# TASK PROMPT
Reply with one number: the count of lines in the data that hold the string "Вольгинский".

## BEGIN DATASET

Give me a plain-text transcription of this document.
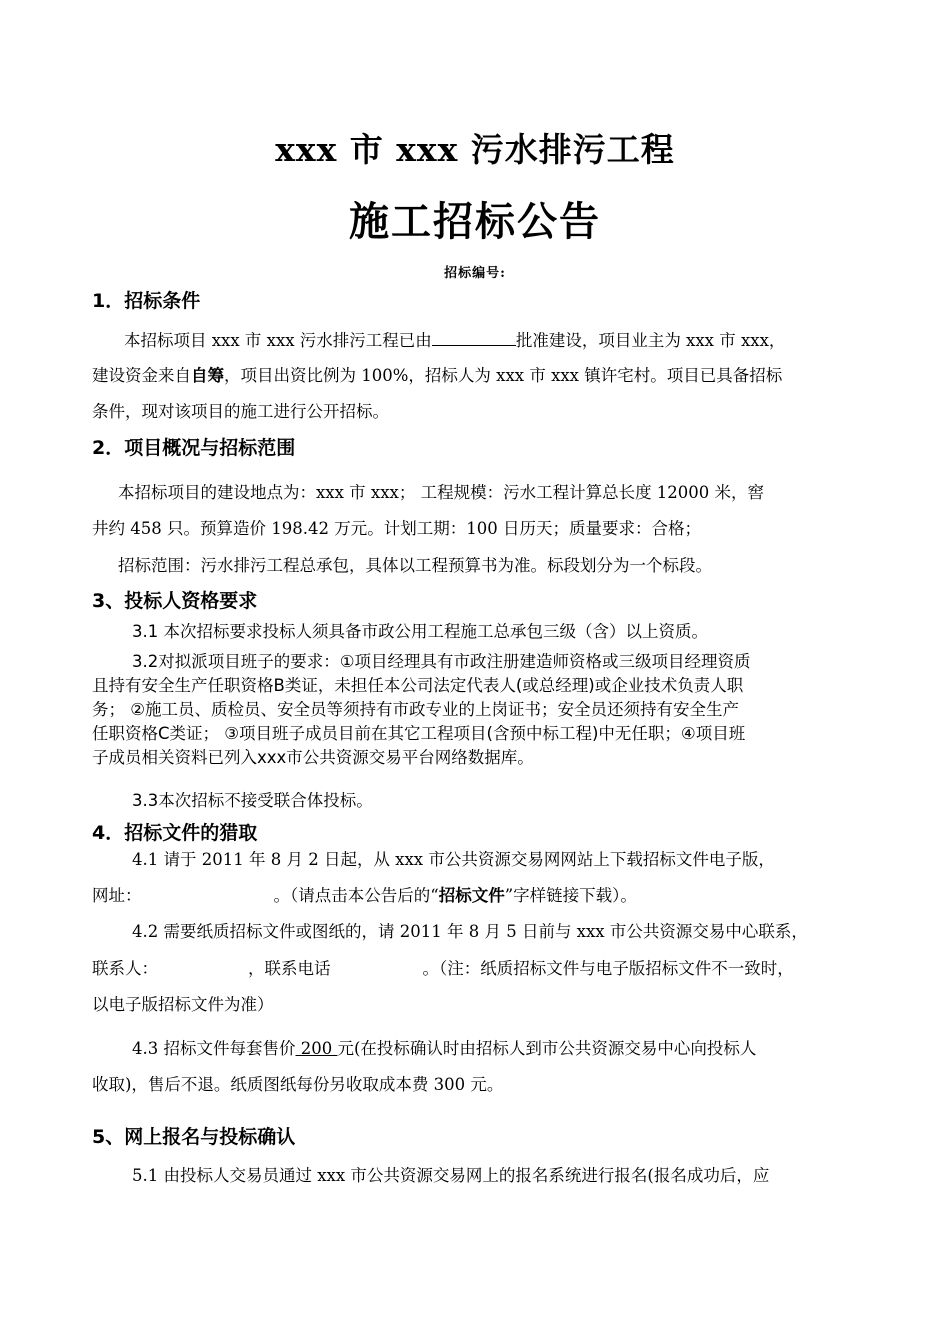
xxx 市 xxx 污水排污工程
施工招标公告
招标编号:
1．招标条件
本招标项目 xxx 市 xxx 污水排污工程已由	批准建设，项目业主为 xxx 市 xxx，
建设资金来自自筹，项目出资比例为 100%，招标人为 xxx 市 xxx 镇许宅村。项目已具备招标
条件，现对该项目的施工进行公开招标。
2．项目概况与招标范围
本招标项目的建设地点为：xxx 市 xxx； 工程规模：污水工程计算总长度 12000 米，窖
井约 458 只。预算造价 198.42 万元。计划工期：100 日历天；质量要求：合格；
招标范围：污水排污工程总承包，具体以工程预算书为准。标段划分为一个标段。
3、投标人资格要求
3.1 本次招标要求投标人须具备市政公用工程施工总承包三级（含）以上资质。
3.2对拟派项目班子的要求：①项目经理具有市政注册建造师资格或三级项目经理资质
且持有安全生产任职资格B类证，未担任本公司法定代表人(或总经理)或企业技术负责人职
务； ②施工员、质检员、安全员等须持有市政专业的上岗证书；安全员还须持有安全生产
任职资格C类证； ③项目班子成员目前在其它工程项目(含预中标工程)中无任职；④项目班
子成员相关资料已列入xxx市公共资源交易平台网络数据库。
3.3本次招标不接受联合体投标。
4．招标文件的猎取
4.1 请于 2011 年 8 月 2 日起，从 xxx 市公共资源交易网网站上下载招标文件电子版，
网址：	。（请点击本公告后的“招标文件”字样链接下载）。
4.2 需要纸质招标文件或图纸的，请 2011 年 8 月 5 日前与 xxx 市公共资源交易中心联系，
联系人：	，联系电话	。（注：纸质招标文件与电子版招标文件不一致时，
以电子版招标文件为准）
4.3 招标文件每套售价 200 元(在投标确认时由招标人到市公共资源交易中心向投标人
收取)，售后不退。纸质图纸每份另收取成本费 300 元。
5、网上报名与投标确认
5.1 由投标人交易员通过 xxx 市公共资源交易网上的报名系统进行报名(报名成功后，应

## END DATASET
## BEGIN DATASET

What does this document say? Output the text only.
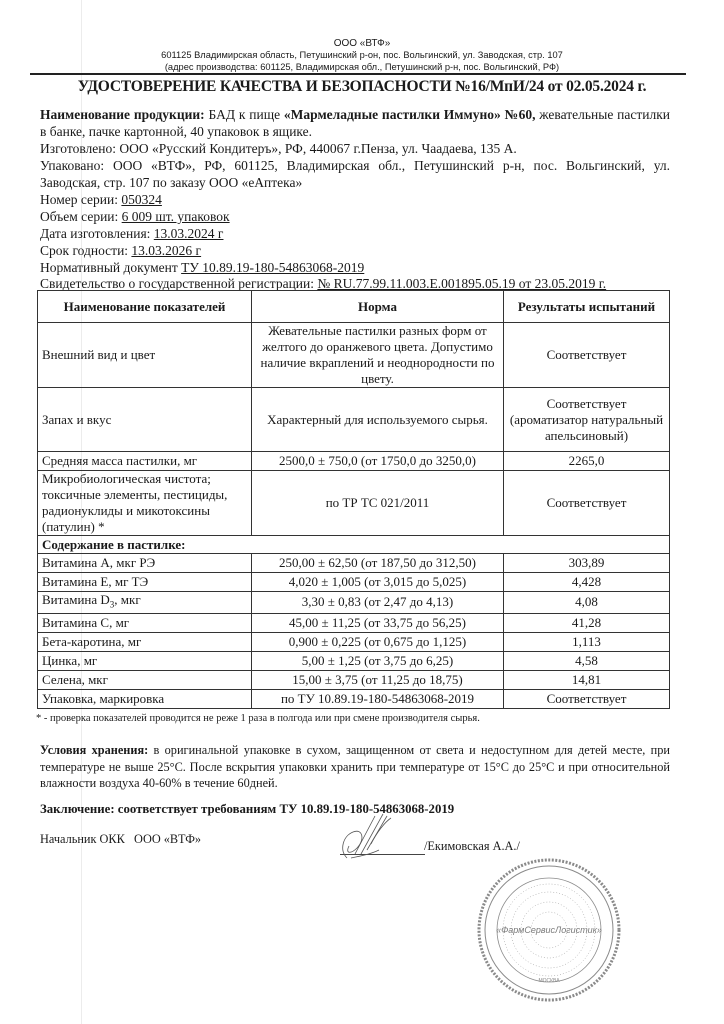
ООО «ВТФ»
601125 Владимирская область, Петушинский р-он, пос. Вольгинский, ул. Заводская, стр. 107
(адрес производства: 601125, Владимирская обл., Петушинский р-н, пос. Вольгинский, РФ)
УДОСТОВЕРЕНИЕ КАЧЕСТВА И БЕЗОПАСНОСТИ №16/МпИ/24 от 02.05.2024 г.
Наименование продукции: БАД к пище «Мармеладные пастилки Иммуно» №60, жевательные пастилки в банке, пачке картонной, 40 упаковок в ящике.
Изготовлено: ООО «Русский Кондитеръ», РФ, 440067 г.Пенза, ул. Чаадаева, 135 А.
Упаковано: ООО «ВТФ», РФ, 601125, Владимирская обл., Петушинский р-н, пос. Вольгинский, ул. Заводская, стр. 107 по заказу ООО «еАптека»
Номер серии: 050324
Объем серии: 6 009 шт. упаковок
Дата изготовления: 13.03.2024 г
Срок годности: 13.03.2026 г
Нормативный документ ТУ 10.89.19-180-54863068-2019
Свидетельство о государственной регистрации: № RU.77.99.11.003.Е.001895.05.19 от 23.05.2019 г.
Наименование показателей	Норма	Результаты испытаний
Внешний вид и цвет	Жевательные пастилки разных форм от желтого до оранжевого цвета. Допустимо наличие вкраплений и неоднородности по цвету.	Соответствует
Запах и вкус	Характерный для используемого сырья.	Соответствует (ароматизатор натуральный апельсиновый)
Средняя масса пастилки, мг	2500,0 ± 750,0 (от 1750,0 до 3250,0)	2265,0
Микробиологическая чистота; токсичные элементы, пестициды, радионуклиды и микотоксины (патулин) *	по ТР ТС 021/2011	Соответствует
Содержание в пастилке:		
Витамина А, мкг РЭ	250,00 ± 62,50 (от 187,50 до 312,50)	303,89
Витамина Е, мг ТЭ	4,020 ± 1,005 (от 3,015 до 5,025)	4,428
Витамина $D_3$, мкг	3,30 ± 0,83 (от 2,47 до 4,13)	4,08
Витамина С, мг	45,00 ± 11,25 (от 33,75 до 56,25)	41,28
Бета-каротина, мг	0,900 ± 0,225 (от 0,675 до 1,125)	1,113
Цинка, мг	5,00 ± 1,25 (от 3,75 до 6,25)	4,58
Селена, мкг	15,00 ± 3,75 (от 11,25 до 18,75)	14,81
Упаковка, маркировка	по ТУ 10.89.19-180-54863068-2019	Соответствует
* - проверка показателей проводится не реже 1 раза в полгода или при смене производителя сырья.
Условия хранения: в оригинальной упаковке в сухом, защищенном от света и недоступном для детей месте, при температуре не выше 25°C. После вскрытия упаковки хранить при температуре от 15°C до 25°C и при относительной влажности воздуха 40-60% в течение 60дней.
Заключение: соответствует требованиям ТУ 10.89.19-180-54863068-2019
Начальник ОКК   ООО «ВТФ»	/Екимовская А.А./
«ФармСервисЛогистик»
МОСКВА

## END DATASET
## BEGIN DATASET

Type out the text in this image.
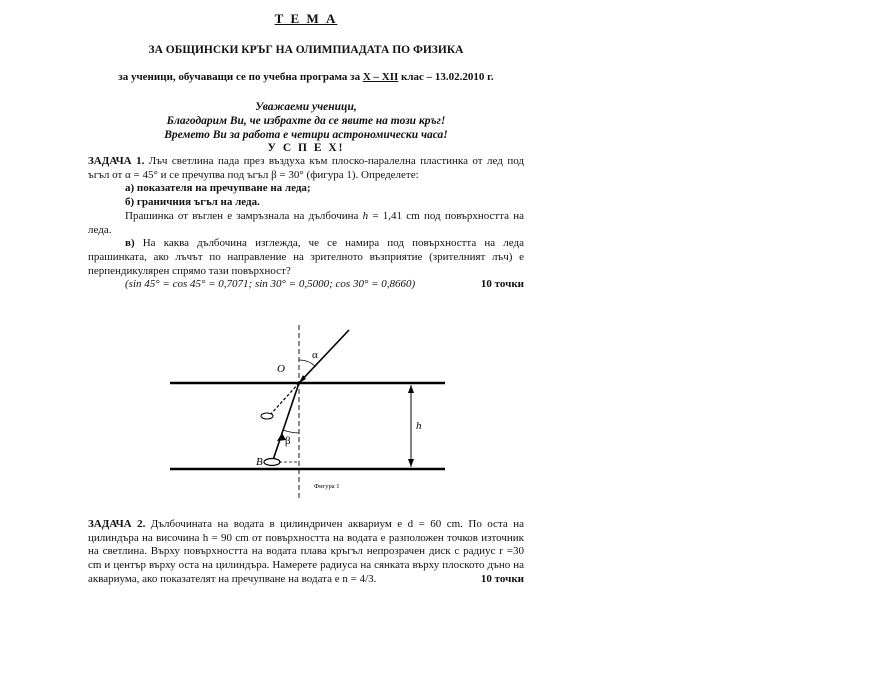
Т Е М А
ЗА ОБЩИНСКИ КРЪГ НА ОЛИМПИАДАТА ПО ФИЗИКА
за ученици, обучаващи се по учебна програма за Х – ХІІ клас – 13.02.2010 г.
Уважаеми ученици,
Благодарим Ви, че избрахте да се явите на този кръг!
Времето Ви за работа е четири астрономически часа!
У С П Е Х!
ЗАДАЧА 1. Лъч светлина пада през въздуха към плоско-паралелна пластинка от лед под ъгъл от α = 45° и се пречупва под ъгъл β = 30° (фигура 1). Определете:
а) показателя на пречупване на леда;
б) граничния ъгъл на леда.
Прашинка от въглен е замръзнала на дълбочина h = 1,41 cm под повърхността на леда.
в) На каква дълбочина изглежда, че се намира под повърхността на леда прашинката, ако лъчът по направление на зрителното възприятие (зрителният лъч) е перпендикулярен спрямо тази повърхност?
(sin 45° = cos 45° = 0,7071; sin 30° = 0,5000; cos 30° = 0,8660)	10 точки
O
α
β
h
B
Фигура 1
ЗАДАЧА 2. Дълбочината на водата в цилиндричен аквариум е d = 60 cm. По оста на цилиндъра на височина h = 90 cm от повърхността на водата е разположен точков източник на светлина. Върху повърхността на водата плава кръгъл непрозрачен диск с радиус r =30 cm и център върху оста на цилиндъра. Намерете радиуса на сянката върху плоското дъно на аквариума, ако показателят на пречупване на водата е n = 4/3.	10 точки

## END DATASET

# OUTPUT BELOW
3